-------- Material provided
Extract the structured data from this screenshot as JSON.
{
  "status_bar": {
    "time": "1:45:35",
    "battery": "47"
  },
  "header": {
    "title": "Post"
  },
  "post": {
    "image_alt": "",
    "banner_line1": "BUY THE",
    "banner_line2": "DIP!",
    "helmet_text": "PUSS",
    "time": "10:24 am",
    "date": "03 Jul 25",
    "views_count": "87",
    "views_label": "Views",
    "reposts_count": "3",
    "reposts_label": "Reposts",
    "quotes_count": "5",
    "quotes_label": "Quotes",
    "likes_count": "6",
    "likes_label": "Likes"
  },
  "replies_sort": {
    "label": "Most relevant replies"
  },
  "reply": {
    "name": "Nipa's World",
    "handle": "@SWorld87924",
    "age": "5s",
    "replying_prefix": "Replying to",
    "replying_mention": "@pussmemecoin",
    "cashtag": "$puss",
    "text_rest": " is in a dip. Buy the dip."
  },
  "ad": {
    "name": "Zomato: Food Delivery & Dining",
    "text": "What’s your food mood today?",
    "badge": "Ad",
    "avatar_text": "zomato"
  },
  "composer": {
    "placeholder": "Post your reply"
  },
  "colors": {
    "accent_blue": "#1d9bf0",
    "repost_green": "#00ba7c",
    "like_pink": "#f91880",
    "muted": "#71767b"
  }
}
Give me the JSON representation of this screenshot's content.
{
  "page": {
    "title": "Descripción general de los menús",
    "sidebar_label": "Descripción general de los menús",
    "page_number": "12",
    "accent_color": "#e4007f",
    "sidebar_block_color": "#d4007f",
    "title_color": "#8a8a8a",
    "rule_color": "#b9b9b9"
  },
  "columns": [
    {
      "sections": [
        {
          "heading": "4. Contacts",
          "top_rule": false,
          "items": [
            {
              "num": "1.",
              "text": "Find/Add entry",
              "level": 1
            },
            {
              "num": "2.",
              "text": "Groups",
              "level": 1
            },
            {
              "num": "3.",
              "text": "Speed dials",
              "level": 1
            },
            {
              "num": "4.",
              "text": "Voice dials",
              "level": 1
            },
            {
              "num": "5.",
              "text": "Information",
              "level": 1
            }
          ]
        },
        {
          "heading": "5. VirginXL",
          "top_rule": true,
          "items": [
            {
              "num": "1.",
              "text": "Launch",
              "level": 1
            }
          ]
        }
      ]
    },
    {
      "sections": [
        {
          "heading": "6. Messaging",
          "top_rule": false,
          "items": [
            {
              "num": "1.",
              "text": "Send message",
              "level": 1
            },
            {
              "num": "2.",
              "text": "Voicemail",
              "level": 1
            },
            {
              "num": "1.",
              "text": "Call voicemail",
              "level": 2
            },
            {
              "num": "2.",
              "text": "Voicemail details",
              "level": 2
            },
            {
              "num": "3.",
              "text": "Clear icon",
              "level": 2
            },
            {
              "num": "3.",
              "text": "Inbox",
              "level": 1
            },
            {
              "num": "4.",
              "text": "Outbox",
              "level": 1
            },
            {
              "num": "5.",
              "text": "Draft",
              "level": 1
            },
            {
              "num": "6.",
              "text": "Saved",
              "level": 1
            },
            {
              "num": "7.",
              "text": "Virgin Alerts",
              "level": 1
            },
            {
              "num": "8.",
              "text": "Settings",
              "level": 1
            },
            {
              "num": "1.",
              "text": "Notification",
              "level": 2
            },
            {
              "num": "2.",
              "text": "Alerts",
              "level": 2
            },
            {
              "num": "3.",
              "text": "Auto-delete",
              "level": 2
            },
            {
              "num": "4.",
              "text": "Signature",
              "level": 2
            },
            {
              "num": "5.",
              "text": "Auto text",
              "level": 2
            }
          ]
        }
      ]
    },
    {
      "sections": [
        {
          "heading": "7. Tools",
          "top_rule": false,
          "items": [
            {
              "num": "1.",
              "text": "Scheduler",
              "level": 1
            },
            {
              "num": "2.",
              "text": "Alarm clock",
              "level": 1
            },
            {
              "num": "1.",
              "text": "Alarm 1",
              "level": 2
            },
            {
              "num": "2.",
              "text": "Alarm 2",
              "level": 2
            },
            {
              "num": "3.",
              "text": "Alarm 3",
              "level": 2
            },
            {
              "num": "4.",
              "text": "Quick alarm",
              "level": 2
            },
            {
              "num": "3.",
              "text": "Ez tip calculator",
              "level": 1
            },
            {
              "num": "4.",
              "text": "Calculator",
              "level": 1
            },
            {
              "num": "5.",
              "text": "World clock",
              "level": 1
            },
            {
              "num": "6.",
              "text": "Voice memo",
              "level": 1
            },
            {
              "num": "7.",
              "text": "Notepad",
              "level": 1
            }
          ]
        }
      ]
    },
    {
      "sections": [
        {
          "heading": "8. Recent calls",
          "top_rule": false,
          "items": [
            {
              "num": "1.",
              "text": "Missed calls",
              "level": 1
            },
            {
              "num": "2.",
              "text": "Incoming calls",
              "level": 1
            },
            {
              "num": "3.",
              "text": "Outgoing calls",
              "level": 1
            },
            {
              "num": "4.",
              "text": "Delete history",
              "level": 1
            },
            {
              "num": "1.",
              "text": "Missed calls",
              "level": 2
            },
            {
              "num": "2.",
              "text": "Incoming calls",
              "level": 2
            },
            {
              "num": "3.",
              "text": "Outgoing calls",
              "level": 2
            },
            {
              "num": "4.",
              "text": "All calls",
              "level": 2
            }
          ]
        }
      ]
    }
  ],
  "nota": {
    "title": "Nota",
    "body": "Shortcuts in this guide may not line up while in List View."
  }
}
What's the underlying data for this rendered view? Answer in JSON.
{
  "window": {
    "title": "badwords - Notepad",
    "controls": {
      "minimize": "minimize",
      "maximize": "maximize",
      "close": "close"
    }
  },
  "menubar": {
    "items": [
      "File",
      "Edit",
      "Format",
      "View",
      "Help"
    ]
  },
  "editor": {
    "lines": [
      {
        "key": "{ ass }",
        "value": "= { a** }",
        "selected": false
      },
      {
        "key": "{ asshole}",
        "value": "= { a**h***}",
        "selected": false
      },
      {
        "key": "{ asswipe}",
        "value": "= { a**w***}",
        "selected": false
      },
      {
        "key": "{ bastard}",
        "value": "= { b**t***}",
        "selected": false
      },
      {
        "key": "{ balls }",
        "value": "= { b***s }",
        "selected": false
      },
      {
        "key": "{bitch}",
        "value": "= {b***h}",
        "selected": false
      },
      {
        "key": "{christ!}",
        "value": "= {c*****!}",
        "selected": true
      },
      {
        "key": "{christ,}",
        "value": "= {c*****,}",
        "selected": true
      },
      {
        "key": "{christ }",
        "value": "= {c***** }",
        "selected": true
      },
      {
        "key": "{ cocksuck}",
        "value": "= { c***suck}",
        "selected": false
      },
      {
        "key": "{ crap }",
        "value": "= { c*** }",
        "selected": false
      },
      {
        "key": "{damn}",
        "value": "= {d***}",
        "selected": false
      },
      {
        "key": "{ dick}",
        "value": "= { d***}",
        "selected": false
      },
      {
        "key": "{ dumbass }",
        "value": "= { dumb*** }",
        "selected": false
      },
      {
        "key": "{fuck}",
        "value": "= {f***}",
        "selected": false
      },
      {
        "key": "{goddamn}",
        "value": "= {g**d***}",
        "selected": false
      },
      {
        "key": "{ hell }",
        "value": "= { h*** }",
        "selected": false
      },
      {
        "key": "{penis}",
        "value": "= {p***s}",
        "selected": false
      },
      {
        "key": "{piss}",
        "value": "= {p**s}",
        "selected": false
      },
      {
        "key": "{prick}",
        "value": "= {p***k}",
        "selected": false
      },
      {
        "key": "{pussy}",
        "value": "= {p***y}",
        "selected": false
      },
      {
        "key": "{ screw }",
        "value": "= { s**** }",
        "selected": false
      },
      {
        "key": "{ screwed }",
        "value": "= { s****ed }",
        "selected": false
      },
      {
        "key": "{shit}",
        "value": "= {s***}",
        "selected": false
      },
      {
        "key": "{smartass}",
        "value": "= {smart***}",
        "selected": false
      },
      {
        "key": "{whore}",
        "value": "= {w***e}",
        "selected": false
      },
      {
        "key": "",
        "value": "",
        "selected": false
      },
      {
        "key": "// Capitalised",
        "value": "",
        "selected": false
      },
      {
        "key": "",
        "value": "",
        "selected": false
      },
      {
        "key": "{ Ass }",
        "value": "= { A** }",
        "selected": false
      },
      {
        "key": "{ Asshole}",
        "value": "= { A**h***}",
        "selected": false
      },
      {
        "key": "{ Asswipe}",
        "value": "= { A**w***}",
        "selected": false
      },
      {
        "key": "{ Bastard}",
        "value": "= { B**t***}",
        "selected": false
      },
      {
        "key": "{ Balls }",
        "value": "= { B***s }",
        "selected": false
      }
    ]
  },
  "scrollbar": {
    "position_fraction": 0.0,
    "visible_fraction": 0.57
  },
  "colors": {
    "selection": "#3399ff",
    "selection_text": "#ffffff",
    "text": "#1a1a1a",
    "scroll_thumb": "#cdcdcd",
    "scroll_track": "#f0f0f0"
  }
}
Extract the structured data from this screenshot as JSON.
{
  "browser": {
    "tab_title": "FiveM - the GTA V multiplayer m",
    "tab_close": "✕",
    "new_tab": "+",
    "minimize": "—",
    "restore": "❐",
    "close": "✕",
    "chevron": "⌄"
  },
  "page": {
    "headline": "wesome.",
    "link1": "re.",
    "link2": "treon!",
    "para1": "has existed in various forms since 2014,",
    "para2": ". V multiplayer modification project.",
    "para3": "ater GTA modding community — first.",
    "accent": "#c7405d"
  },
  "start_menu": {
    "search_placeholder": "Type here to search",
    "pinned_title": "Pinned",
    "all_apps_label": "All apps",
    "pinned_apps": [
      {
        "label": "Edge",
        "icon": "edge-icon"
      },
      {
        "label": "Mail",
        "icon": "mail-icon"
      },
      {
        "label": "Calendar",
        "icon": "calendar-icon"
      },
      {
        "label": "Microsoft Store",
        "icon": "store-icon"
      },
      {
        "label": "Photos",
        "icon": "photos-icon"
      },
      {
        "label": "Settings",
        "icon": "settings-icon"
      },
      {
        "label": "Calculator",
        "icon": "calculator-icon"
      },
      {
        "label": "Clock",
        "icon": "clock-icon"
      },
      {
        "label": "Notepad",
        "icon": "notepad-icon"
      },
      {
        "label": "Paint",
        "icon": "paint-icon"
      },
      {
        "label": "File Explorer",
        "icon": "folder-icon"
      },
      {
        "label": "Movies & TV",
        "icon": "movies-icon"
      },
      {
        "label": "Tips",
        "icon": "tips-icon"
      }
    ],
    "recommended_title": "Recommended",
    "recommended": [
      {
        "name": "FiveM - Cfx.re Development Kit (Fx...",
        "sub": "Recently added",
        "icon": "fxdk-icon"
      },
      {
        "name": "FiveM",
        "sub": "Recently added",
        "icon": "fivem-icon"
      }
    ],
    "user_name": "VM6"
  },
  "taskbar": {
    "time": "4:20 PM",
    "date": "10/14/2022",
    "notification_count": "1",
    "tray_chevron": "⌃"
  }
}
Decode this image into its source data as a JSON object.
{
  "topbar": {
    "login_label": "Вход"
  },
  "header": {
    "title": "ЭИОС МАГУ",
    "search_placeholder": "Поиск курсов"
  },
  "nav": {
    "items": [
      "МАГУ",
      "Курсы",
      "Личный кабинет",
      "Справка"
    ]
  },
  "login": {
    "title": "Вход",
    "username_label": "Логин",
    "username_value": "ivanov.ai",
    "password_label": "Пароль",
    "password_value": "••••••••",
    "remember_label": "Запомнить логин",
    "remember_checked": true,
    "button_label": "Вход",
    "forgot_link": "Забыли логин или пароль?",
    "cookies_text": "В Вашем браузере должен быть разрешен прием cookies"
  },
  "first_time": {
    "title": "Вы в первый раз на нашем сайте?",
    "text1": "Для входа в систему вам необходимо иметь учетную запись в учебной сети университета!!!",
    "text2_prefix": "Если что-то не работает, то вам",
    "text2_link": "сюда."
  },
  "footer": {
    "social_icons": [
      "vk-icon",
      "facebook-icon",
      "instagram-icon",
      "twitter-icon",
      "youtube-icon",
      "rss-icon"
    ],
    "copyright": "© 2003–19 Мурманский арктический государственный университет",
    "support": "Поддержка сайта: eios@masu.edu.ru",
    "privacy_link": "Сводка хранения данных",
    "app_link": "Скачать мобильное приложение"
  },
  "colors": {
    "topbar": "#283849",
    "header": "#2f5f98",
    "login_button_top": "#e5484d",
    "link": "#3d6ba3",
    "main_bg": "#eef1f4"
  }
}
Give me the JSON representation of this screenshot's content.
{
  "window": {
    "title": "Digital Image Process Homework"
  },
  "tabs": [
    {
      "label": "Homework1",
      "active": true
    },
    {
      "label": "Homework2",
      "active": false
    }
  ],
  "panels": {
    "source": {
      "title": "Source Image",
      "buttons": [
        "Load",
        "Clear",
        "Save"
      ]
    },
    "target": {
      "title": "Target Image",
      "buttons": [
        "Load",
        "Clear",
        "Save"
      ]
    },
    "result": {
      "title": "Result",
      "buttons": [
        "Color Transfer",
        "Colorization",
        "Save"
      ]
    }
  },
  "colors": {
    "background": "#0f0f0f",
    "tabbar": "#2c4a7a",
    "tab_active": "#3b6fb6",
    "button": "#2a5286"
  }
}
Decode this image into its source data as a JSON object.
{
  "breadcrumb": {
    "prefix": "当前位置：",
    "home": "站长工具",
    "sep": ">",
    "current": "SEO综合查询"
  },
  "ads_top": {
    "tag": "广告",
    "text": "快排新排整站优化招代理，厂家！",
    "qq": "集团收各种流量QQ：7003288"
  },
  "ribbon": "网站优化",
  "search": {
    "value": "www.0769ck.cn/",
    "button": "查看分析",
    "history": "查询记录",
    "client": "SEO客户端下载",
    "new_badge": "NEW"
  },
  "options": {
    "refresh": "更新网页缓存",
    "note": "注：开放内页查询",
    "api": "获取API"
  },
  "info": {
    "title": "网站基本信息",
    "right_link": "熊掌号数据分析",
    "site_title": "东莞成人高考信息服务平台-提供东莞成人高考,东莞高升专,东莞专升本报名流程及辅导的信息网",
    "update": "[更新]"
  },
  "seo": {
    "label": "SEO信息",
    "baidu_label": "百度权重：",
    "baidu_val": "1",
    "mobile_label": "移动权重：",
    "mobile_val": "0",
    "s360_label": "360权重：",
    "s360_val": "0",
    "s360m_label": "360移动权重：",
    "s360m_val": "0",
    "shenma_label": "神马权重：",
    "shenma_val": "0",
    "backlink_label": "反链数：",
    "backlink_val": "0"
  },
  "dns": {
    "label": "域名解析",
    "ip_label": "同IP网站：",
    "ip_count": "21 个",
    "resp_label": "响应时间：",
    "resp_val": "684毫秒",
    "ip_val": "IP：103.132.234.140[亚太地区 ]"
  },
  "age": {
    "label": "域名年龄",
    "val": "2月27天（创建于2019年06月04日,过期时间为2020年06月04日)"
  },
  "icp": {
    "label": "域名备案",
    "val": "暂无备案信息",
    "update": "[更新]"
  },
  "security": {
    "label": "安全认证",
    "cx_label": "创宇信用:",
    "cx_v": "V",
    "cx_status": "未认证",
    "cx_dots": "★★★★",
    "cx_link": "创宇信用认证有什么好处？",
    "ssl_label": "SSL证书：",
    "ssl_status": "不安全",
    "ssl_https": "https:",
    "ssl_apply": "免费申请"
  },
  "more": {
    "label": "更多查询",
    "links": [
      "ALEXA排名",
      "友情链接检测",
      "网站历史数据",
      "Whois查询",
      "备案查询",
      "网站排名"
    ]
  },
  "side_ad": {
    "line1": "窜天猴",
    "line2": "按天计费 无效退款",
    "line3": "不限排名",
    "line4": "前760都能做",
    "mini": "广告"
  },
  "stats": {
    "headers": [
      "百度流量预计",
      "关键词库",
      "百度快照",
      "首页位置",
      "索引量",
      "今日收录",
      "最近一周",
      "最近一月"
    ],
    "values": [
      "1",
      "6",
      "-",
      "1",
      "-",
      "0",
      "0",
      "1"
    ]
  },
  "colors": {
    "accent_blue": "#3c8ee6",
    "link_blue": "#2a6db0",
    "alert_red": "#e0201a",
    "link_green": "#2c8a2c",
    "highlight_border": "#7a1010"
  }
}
----------------
■ Task instructions
Scan the data above; copy every line where "Descripción" appears.

■ Task solution
    "title": "Descripción general de los menús",
    "sidebar_label": "Descripción general de los menús",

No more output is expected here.